TASK DESCRIPTION
Copy all lines in which the word "that" can be found.
==== RECORDED INFORMATION
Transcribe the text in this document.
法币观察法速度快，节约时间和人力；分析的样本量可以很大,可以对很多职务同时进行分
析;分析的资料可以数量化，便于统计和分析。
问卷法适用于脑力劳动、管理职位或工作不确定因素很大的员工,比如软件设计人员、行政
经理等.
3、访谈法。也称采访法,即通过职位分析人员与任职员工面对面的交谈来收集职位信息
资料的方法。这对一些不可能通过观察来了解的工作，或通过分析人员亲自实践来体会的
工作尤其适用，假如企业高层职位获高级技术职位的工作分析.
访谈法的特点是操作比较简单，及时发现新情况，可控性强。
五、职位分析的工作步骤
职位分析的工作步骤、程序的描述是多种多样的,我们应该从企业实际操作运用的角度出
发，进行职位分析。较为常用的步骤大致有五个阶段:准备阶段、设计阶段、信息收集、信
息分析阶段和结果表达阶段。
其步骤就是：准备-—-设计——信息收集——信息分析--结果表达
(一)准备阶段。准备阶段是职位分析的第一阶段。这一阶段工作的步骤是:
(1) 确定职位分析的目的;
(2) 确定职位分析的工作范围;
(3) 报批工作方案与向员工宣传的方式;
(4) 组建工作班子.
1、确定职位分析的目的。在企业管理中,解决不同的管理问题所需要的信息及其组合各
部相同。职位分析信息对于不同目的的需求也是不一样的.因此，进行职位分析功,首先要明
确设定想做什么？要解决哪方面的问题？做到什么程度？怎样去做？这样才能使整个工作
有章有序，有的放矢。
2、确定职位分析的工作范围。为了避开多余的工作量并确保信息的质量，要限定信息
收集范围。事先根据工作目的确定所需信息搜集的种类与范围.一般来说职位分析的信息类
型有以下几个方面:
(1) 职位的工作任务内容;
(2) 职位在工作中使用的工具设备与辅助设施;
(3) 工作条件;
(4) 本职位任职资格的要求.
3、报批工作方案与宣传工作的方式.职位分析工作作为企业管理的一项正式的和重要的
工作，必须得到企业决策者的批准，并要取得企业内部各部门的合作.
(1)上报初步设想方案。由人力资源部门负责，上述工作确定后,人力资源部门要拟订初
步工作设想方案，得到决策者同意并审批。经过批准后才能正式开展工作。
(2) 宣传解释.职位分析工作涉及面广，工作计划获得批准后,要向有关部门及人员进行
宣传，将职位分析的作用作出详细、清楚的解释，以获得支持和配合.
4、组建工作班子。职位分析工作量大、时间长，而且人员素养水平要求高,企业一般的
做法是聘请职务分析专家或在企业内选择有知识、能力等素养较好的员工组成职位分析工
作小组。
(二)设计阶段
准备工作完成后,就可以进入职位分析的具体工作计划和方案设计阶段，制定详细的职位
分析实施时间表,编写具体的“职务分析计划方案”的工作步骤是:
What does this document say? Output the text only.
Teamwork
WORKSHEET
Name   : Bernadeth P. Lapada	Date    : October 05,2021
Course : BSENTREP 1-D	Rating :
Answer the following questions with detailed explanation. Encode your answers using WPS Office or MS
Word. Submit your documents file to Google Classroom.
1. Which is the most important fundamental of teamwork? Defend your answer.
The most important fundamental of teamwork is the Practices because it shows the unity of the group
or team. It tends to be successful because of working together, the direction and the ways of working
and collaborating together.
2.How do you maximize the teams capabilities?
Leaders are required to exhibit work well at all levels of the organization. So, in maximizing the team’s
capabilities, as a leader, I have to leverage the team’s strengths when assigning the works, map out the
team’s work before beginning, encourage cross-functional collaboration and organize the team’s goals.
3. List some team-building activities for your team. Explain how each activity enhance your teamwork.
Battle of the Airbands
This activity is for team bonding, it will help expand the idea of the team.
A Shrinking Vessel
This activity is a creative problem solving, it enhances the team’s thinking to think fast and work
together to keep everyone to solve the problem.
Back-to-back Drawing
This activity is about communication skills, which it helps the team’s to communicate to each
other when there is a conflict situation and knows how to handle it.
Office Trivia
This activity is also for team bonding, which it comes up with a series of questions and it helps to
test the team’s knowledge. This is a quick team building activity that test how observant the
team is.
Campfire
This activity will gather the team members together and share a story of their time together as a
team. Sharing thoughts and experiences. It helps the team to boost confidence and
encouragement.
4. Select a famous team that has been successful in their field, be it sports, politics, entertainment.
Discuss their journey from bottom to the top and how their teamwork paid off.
========
EXERCISE RESULT
test the team’s knowledge. This is a quick team building activity that test how observant the
4. Select a famous team that has been successful in their field, be it sports, politics, entertainment.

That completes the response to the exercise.